(Stored records)

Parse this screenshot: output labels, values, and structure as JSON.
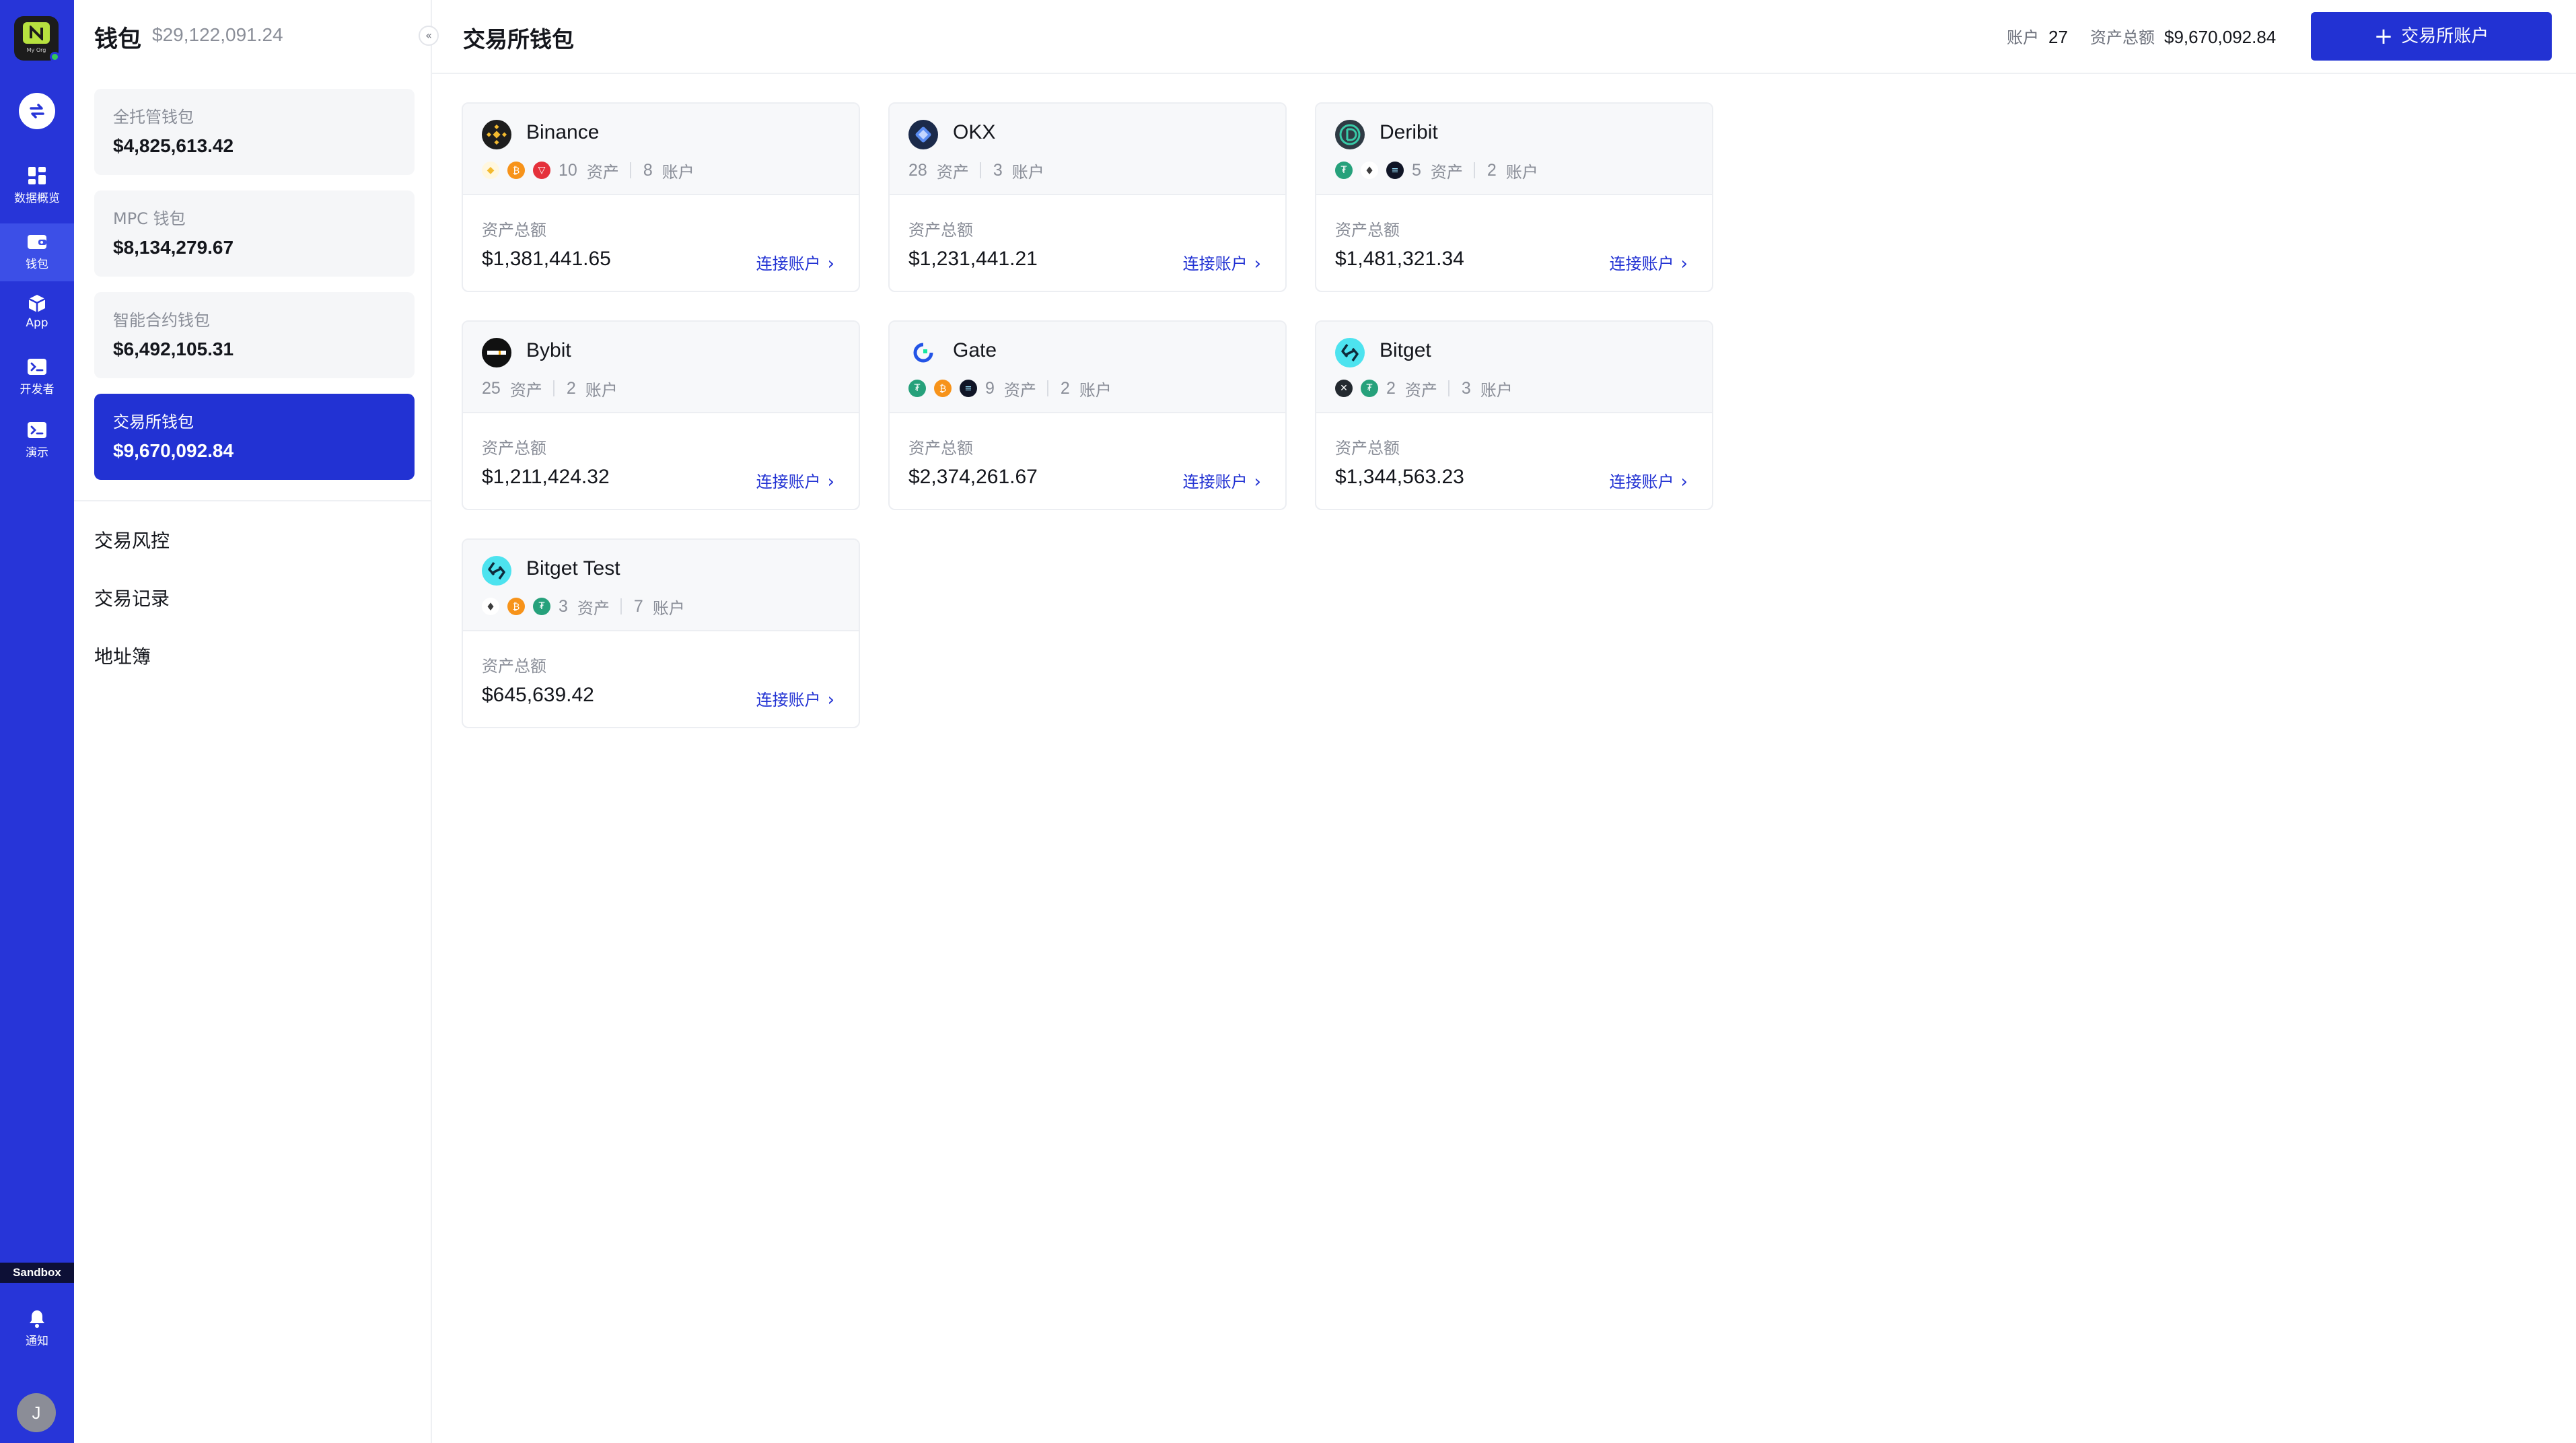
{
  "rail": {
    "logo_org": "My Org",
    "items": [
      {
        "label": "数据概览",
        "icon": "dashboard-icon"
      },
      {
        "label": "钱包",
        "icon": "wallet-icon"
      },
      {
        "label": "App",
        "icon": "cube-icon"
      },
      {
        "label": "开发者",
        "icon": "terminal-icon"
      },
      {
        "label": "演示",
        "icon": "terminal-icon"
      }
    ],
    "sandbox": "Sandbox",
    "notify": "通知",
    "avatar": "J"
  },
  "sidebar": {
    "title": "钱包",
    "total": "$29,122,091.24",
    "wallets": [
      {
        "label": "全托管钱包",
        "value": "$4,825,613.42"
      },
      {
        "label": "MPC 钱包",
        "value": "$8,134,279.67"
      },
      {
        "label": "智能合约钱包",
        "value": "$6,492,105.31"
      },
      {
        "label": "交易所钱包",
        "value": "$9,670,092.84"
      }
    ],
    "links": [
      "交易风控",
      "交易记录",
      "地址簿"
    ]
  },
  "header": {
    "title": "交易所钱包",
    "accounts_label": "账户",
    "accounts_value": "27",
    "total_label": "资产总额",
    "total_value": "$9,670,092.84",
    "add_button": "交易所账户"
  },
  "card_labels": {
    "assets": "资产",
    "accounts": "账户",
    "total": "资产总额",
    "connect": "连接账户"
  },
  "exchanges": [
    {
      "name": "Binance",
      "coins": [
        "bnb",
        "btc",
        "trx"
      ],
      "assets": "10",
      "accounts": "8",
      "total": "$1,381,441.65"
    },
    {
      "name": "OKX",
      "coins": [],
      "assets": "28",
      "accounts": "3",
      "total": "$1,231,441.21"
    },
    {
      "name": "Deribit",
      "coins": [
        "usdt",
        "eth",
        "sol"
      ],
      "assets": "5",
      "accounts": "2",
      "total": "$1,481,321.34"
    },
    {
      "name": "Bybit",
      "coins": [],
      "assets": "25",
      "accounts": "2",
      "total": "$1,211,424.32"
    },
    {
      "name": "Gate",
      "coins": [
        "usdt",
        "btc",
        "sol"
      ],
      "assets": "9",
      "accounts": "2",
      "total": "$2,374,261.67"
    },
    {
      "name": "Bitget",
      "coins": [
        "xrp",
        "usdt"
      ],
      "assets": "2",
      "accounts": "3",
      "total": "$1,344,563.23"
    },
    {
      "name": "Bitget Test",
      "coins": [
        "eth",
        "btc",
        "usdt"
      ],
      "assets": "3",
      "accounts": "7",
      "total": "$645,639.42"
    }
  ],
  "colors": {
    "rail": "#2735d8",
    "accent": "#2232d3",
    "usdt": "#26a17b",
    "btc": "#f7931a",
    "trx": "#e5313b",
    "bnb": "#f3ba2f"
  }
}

---

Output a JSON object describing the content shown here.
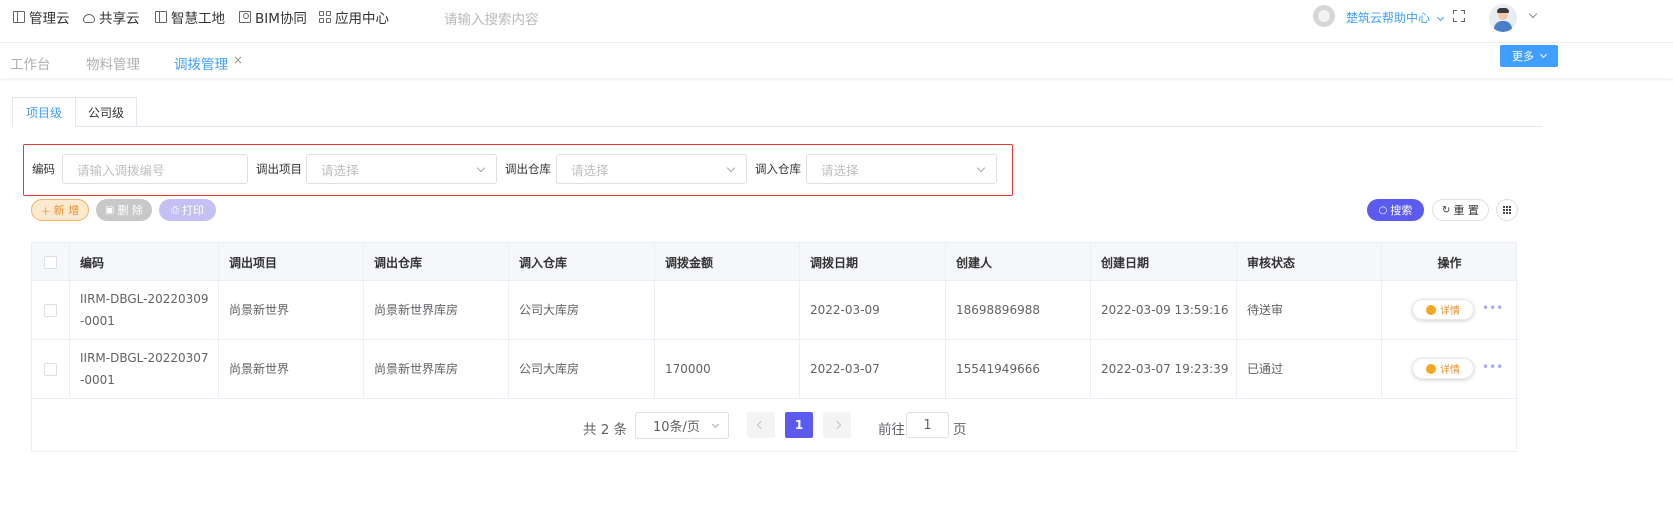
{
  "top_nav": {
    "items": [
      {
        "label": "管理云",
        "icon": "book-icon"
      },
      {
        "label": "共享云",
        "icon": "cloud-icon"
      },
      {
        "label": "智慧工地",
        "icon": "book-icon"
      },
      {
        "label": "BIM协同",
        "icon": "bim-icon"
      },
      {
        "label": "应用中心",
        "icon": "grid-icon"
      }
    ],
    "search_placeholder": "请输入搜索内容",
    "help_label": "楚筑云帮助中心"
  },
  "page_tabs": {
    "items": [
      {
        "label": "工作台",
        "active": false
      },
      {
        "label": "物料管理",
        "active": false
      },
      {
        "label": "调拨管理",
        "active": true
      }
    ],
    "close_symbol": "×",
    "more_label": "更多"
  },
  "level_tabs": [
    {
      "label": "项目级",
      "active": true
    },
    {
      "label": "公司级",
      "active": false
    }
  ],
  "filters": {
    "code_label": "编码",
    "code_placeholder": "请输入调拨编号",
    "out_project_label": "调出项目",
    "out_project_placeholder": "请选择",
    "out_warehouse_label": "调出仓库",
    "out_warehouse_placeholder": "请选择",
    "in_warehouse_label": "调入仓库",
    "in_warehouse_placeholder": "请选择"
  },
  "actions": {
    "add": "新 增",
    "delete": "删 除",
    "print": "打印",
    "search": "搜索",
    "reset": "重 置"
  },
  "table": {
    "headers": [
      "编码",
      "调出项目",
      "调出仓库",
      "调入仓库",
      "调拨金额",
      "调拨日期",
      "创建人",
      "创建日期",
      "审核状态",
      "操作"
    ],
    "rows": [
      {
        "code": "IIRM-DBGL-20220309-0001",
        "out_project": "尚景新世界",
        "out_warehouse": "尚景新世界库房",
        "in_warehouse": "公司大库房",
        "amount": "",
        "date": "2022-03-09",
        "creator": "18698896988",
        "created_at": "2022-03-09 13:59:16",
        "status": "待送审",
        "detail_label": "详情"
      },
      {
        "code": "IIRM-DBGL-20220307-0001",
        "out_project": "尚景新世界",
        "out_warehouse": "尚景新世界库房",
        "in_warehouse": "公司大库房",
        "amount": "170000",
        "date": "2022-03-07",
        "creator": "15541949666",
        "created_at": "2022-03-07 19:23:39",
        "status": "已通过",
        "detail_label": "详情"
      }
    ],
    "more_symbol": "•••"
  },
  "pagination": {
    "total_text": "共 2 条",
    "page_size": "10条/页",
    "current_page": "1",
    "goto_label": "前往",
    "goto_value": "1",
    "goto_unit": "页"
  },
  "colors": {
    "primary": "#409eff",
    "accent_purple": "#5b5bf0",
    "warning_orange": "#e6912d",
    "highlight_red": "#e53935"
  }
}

--

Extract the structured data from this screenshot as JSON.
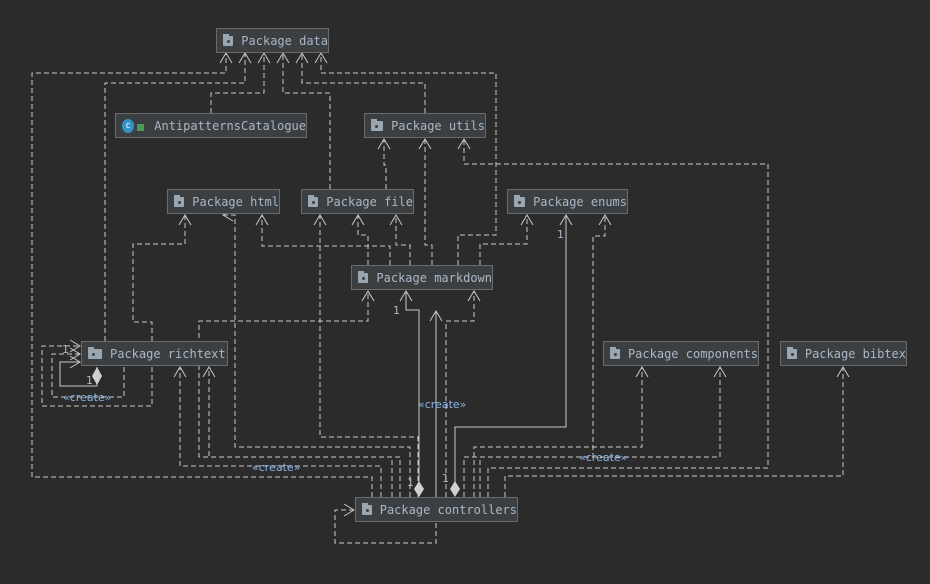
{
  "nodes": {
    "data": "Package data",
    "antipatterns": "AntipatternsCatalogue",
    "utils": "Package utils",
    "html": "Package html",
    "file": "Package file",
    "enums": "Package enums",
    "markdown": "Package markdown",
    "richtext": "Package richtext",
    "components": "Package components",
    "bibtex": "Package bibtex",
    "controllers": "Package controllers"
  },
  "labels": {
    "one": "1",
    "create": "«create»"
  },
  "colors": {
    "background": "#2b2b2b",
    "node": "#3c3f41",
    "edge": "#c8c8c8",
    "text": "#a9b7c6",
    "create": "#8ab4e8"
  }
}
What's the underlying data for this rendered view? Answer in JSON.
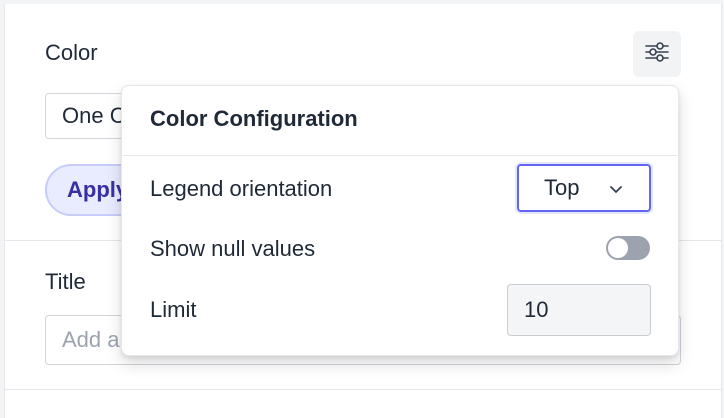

▸ Problem to solve
Leave out the pictures and give again exactly the lines from the one with "Extract the structured" through the one with "What's the underlying", and no others.

▸ Reply
Extract the structured data from this screenshot as JSON.
{
  "nodes": {
    "data": "Package data",
    "antipatterns": "AntipatternsCatalogue",
    "utils": "Package utils",
    "html": "Package html",
    "file": "Package file",
    "enums": "Package enums",
    "markdown": "Package markdown",
    "richtext": "Package richtext",
    "components": "Package components",
    "bibtex": "Package bibtex",
    "controllers": "Package controllers"
  },
  "labels": {
    "one": "1",
    "create": "«create»"
  },
  "colors": {
    "background": "#2b2b2b",
    "node": "#3c3f41",
    "edge": "#c8c8c8",
    "text": "#a9b7c6",
    "create": "#8ab4e8"
  }
}
What's the underlying data for this rendered view? Answer in JSON.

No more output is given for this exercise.